* **WRITTEN EXERCISE**:
Word for word, retype every entry in the listing.

* **GIVEN RECORDS**:
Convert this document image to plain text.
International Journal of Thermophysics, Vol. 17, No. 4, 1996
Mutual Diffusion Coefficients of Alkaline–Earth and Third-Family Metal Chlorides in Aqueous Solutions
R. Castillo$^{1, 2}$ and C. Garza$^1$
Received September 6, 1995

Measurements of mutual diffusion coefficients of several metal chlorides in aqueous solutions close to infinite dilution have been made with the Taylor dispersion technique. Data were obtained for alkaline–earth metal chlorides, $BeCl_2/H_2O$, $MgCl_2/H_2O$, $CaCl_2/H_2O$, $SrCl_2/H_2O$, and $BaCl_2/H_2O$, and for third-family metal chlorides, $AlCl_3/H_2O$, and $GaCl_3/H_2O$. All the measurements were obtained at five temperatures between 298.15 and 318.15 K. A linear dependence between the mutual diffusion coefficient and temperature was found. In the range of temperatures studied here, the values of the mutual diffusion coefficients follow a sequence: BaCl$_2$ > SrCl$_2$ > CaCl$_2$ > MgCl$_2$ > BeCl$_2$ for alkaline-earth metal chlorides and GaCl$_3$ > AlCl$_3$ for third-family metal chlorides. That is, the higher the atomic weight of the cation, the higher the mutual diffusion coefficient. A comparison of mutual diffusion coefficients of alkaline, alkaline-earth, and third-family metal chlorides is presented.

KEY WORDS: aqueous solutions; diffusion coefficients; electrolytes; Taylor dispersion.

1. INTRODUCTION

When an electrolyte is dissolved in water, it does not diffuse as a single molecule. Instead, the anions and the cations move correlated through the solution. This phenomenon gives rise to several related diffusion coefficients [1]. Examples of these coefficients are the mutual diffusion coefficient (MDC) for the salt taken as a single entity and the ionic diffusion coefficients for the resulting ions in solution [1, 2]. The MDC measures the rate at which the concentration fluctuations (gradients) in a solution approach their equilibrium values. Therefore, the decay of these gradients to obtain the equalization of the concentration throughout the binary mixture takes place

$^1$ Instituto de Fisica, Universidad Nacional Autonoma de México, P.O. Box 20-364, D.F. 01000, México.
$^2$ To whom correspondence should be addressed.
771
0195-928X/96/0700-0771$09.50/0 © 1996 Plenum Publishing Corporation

* **COMPLETE RESPONSE**:
Convert this document image to plain text.
International Journal of Thermophysics, Vol. 17, No. 4, 1996
Mutual Diffusion Coefficients of Alkaline–Earth and Third-Family Metal Chlorides in Aqueous Solutions
R. Castillo$^{1, 2}$ and C. Garza$^1$
Received September 6, 1995

Measurements of mutual diffusion coefficients of several metal chlorides in aqueous solutions close to infinite dilution have been made with the Taylor dispersion technique. Data were obtained for alkaline–earth metal chlorides, $BeCl_2/H_2O$, $MgCl_2/H_2O$, $CaCl_2/H_2O$, $SrCl_2/H_2O$, and $BaCl_2/H_2O$, and for third-family metal chlorides, $AlCl_3/H_2O$, and $GaCl_3/H_2O$. All the measurements were obtained at five temperatures between 298.15 and 318.15 K. A linear dependence between the mutual diffusion coefficient and temperature was found. In the range of temperatures studied here, the values of the mutual diffusion coefficients follow a sequence: BaCl$_2$ > SrCl$_2$ > CaCl$_2$ > MgCl$_2$ > BeCl$_2$ for alkaline-earth metal chlorides and GaCl$_3$ > AlCl$_3$ for third-family metal chlorides. That is, the higher the atomic weight of the cation, the higher the mutual diffusion coefficient. A comparison of mutual diffusion coefficients of alkaline, alkaline-earth, and third-family metal chlorides is presented.

KEY WORDS: aqueous solutions; diffusion coefficients; electrolytes; Taylor dispersion.

1. INTRODUCTION

When an electrolyte is dissolved in water, it does not diffuse as a single molecule. Instead, the anions and the cations move correlated through the solution. This phenomenon gives rise to several related diffusion coefficients [1]. Examples of these coefficients are the mutual diffusion coefficient (MDC) for the salt taken as a single entity and the ionic diffusion coefficients for the resulting ions in solution [1, 2]. The MDC measures the rate at which the concentration fluctuations (gradients) in a solution approach their equilibrium values. Therefore, the decay of these gradients to obtain the equalization of the concentration throughout the binary mixture takes place

$^1$ Instituto de Fisica, Universidad Nacional Autonoma de México, P.O. Box 20-364, D.F. 01000, México.
$^2$ To whom correspondence should be addressed.
771
0195-928X/96/0700-0771$09.50/0 © 1996 Plenum Publishing Corporation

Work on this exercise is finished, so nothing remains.